**TASK LIST:**
• a. In the rdflib documentation, which property does LiveJournal use for a person's full name?
• b. Could you write the next part of the rdflib documentation, starting after its last sentence?

An N-Triples Parser.

Usage:

p = NTriplesParser(sink=MySink())
sink = p.parse(f) # file; use parsestring for a string
parse(f)
Parse f as an N-Triples file.
parsestring(s)
Parse s as an N-Triples string.
readline()
Read an N-Triples line from buffered input.
class rdflib.syntax.parsers.RDFXMLParser.RDFXMLParser
class rdflib.syntax.parsers.TriXParser.TriXParser
A parser for TriX. See http://swdev.nokia.com/trix/TriX.html

Introduction to using SPARQL to query an rdflib graph

Create an Rdflib Graph

You might parse some files into a new graph (Introduction to parsing RDF into rdflib graphs) or open an on-disk rdflib store.

from rdflib.graph import Graph
g = Graph()
g.parse("http://bigasterisk.com/foaf.rdf")
g.parse("http://www.w3.org/People/Berners-Lee/card.rdf")

LiveJournal produces FOAF data for their users, but they seem to use foaf:member_name for a person’s full name. For this demo, I made foaf:name act as a synonym for foaf:member_name (a poor man’s one-way owl:equivalentProperty):

from rdflib.namespace import Namespace
FOAF = Namespace("http://xmlns.com/foaf/0.1/")
g.parse("http://danbri.livejournal.com/data/foaf")
[g.add((s, FOAF['name'], n)) for s,_,n in g.triples((None, FOAF['member_name'], None))]

Run a Query

for row in g.query(
        """SELECT ?aname ?bname
           WHERE {
              ?a foaf:knows ?b .
              ?a foaf:name ?aname .
              ?b foaf:name ?bname .
           }""",
        initNs=dict(foaf=Namespace("http://xmlns.com/foaf/0.1/"))):
    print "%s knows %s" % row

The results are tuples of values in the same order as your SELECT arguments.

**DATA PROVIDED:**
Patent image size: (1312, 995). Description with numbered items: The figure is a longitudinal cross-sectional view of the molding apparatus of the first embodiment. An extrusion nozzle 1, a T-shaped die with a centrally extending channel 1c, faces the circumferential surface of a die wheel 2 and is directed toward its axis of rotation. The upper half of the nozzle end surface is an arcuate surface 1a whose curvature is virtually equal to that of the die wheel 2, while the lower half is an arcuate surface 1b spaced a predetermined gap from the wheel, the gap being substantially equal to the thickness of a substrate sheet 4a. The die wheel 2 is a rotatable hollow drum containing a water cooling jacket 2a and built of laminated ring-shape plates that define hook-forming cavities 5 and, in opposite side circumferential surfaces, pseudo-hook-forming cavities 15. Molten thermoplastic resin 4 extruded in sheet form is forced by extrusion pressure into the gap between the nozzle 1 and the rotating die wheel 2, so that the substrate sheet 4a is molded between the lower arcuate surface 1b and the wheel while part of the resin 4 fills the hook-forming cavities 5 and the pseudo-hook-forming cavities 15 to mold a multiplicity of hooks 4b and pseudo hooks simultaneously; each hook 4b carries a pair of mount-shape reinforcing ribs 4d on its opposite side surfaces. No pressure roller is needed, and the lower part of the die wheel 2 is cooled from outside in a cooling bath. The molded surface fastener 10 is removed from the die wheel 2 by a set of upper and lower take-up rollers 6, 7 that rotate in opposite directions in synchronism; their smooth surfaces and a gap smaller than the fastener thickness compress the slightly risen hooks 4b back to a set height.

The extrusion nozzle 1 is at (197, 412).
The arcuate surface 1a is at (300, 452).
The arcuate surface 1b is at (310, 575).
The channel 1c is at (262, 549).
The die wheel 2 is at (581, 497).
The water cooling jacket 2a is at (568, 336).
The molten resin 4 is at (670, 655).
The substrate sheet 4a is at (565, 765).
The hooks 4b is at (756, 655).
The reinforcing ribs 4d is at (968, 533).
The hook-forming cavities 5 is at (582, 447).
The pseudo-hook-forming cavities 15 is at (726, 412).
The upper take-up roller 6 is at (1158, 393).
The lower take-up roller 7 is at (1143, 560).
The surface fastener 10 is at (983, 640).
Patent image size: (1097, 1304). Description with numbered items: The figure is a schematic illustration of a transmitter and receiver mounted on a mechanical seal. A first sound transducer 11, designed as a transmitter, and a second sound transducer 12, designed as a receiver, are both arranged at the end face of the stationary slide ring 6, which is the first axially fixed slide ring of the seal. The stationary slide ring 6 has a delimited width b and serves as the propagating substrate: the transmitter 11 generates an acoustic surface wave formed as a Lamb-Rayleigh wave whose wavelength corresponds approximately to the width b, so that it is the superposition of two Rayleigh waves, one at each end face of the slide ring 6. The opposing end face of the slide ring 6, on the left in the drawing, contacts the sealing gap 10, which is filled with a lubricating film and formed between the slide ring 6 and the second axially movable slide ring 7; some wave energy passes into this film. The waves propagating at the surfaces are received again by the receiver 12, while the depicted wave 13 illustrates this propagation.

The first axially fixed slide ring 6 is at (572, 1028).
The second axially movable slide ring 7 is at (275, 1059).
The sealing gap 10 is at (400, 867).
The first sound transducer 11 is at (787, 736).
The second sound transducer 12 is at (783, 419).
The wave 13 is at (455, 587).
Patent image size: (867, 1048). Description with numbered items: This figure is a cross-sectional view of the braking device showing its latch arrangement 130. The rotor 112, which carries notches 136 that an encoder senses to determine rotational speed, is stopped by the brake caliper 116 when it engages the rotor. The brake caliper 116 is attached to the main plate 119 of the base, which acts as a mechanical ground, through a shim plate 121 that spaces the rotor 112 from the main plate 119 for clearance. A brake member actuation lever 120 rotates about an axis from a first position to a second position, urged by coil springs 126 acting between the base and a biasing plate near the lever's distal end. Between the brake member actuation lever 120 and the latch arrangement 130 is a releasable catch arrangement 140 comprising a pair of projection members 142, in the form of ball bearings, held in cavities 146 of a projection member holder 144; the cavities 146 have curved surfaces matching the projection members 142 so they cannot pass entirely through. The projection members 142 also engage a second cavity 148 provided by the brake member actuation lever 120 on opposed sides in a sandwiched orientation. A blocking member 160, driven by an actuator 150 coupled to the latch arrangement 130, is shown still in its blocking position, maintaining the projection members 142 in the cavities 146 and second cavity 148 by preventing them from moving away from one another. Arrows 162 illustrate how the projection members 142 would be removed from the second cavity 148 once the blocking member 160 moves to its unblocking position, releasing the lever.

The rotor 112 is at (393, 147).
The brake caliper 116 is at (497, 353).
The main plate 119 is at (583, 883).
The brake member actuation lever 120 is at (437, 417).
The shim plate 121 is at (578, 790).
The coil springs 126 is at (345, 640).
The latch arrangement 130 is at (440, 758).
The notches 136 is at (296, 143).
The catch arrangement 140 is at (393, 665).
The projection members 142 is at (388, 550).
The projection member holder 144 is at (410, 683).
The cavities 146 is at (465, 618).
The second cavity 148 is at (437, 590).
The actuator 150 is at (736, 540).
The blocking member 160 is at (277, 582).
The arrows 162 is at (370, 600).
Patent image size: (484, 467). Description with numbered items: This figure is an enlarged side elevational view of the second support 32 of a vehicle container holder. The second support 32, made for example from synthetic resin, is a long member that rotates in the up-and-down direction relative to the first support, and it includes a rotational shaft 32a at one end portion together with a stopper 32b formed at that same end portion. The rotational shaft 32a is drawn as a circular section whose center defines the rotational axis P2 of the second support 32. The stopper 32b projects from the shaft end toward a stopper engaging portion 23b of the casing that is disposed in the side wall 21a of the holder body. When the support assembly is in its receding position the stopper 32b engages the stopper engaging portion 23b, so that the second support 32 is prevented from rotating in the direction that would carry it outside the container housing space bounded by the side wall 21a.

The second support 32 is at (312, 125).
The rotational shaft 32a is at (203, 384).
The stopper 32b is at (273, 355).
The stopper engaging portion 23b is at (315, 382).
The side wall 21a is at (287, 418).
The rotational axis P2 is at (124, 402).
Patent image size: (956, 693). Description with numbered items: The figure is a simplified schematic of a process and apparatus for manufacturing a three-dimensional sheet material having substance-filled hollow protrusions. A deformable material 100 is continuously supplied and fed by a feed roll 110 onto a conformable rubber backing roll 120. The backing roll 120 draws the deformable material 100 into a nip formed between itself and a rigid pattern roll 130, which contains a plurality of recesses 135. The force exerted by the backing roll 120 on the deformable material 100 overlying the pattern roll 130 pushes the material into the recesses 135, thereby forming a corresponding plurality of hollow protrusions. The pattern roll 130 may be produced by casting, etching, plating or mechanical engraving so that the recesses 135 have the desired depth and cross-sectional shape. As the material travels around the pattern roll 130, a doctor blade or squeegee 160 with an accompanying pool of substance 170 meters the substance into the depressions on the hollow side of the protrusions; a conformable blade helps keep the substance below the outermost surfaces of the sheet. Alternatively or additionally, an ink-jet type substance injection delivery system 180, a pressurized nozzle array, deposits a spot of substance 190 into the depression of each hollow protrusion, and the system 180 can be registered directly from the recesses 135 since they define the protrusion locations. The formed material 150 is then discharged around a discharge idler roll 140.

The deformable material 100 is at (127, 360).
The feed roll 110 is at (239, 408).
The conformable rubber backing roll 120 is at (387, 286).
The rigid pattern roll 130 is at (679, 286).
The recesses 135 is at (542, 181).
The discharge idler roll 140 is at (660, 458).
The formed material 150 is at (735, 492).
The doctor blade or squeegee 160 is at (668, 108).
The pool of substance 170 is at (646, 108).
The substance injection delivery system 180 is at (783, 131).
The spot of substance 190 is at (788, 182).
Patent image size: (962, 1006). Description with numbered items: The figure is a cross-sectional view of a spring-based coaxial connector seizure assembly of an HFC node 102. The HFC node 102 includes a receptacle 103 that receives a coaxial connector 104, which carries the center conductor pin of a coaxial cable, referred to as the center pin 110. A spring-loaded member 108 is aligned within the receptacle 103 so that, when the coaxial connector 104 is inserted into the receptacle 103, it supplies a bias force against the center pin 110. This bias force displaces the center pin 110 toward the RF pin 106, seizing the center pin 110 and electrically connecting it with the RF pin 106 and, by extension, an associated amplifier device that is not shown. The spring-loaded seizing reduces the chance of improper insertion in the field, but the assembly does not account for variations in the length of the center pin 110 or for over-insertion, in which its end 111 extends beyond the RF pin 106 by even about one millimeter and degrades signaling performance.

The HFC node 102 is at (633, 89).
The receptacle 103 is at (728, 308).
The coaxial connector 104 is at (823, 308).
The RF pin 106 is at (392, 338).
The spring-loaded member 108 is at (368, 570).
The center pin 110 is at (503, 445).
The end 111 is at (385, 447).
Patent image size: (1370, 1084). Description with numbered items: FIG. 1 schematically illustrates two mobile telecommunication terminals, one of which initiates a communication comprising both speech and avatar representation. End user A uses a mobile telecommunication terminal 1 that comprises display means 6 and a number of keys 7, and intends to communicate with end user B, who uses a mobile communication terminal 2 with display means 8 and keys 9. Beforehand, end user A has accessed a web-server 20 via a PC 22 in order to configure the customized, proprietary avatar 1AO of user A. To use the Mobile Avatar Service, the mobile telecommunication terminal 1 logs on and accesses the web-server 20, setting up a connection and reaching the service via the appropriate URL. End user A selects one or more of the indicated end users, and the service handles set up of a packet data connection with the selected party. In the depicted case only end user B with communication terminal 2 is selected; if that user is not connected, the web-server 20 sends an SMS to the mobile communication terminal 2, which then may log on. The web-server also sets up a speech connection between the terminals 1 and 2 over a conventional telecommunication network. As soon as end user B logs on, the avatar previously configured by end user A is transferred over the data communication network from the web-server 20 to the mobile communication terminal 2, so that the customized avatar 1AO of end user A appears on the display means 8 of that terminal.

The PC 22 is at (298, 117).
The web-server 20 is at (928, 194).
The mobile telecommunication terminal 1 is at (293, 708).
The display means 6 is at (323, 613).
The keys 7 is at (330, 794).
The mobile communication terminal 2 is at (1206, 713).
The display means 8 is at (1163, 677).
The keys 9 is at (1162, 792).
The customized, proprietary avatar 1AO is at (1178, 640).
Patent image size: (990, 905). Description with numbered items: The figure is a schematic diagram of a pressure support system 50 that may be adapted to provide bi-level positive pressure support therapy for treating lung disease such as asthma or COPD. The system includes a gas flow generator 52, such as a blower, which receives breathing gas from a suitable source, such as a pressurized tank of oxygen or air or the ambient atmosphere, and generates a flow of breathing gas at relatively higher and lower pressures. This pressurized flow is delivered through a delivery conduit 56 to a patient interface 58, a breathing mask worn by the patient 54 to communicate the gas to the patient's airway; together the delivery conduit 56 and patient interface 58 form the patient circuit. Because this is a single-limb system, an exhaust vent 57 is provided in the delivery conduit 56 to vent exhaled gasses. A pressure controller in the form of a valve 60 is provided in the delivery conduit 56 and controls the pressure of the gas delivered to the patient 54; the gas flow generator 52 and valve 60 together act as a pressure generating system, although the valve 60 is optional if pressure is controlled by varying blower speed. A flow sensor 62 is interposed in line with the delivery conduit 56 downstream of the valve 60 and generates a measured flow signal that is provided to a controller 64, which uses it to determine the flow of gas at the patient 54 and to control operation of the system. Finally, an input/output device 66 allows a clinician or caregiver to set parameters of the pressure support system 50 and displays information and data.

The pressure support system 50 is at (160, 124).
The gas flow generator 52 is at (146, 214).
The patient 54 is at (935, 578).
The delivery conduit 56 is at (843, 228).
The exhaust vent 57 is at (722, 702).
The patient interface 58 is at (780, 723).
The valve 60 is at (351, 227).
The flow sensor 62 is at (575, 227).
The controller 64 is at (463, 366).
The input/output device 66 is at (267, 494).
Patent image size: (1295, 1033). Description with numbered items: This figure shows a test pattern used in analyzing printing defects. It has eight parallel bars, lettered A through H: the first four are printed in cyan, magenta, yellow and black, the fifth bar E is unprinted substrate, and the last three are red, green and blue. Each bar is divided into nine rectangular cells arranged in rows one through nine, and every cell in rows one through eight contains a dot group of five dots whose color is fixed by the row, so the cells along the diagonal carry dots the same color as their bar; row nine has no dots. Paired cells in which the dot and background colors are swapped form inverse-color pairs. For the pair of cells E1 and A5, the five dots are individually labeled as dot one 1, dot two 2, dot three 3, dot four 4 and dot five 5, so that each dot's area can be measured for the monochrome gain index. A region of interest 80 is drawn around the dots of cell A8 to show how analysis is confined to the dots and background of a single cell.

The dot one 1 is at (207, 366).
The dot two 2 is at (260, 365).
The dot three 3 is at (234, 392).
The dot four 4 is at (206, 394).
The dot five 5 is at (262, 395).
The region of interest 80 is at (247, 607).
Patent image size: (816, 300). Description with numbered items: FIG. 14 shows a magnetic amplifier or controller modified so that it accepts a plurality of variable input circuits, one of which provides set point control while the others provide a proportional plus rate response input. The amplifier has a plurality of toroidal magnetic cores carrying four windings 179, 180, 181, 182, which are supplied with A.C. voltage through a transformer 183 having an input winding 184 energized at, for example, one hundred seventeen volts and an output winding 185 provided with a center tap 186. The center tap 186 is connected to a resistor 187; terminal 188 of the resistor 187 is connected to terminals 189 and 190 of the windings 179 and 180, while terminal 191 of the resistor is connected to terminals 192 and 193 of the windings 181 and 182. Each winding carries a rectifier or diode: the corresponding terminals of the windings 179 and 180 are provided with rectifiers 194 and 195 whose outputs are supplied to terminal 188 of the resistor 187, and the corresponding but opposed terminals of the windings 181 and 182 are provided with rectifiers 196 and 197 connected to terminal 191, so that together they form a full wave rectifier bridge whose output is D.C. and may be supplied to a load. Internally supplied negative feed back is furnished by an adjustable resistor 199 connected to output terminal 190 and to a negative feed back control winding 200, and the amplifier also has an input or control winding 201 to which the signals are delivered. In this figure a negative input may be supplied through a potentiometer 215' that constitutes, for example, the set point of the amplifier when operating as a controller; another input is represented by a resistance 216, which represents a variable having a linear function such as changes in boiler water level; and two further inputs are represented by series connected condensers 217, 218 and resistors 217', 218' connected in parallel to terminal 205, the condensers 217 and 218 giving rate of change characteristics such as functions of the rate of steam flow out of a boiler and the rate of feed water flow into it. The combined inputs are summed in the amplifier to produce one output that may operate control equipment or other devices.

**SOLVED PROBLEMS:**
• a. foaf:member_name

• b.
Timothy Berners-Lee knows Edd Dumbill
Timothy Berners-Lee knows Jennifer Golbeck
Timothy Berners-Lee knows Nicholas Gibbins
Timothy Berners-Lee knows Nigel Shadbolt
Dan Brickley knows binzac
Timothy Berners-Lee knows Eric Miller
Drew Perttula knows David McClosky
Timothy Berners-Lee knows Dan Connolly
...

Namespaces

The Graph.parse() initNs argument is a dictionary of namespaces to be expanded in the query string. In a large program, it’s common to use the same dict for every single query. You might even hack your graph instance so that the initNs arg is already filled in.

If someone knows how to use the empty prefix (e.g. “?a :knows ?b”), please write about it here and in the Graph.query() docs.

ewan klein provides the answer, use BASE to set a default namespace ...

BASE <http://xmlns.com/foaf/0.1/>

Bindings

Just like with SQL queries, it’s common to run the same query many times with only a few terms changing. rdflib calls this initBindings:

FOAF = Namespace("http://xmlns.com/foaf/0.1/")
ns = dict(foaf=FOAF)
drew = URIRef('http://bigasterisk.com/foaf.rdf#drewp')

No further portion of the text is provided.